:: EXTRACTED DATA ::
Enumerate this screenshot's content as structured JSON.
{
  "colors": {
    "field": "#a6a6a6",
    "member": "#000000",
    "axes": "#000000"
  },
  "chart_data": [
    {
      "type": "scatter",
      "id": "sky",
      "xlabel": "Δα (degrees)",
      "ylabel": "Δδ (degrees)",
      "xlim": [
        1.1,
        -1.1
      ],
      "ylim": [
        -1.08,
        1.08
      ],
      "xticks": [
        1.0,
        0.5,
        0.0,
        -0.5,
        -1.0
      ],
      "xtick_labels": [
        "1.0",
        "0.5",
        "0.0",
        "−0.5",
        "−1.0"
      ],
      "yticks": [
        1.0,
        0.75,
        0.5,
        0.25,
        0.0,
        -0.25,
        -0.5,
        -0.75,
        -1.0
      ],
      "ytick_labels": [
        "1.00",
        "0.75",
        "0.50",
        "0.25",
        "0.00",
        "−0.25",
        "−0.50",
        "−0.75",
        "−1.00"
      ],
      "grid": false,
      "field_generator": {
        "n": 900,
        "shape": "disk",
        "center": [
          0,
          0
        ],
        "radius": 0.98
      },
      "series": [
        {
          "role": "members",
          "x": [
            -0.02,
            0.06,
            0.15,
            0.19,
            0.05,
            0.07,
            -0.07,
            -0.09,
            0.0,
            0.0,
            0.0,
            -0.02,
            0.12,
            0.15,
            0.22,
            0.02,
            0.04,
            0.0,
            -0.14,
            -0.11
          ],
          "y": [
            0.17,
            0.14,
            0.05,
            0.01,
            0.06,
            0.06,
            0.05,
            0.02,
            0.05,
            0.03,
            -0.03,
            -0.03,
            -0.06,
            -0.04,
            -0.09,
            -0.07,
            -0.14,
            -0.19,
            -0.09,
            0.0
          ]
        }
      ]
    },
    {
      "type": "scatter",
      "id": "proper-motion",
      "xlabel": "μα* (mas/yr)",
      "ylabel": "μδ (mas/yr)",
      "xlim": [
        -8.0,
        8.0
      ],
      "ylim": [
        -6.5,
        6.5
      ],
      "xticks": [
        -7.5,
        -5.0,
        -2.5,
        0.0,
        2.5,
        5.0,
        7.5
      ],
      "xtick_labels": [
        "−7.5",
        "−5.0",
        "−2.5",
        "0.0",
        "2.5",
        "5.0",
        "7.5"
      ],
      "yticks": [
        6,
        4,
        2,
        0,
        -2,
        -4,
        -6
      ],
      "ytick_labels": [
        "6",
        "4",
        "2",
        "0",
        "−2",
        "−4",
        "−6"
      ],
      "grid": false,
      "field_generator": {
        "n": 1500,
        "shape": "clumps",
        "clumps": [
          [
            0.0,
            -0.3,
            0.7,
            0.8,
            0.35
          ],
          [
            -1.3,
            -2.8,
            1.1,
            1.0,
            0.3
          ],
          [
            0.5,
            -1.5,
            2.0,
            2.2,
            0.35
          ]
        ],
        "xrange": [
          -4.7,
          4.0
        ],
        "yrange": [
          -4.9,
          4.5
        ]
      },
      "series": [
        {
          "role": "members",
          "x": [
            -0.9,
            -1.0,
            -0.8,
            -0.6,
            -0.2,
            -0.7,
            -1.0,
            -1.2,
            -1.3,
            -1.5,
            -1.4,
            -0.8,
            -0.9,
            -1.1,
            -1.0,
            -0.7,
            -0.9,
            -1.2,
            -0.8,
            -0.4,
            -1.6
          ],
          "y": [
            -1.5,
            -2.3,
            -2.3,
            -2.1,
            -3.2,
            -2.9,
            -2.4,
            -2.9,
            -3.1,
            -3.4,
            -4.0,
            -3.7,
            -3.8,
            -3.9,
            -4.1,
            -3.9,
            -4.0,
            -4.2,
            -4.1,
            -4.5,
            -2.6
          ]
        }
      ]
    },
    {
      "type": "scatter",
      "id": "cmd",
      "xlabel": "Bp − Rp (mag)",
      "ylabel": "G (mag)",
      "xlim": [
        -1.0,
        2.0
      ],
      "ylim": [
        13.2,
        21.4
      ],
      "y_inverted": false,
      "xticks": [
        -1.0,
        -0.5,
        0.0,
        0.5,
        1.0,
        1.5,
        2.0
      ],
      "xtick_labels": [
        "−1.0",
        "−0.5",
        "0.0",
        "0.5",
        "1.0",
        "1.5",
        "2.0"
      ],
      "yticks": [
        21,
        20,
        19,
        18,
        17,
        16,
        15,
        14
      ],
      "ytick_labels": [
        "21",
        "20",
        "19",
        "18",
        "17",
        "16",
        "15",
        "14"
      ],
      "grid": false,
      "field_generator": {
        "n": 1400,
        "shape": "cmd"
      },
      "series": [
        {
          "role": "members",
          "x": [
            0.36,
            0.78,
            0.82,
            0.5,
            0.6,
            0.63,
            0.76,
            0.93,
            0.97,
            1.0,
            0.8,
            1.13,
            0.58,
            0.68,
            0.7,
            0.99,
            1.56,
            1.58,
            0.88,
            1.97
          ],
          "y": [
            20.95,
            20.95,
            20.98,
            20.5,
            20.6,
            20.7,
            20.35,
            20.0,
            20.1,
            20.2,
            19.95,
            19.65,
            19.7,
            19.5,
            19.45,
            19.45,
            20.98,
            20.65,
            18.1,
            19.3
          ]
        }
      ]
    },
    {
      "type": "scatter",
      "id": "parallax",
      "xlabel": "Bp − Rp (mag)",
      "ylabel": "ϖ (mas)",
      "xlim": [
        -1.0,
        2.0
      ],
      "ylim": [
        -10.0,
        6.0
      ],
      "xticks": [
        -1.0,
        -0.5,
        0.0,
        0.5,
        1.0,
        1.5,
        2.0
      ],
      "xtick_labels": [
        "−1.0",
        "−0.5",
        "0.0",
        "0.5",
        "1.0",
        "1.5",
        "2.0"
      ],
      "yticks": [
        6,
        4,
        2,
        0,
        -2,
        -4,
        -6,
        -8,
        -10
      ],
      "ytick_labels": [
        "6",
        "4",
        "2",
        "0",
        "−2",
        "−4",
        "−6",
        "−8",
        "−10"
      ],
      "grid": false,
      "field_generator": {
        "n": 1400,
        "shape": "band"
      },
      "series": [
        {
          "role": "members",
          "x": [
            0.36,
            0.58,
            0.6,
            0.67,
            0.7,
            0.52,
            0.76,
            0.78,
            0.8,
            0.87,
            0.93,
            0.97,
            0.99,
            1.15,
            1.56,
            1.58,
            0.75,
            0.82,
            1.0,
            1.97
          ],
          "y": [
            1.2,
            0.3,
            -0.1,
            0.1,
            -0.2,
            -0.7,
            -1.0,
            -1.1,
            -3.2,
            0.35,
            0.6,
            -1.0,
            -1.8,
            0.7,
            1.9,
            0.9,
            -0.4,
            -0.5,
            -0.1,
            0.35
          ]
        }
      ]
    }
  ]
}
:::
» **THE EXERCISE**: Among the entries above, how many lines hold the word "shape"? Reply with only that number.

» **RESPONSE TO THIS TASK**: 4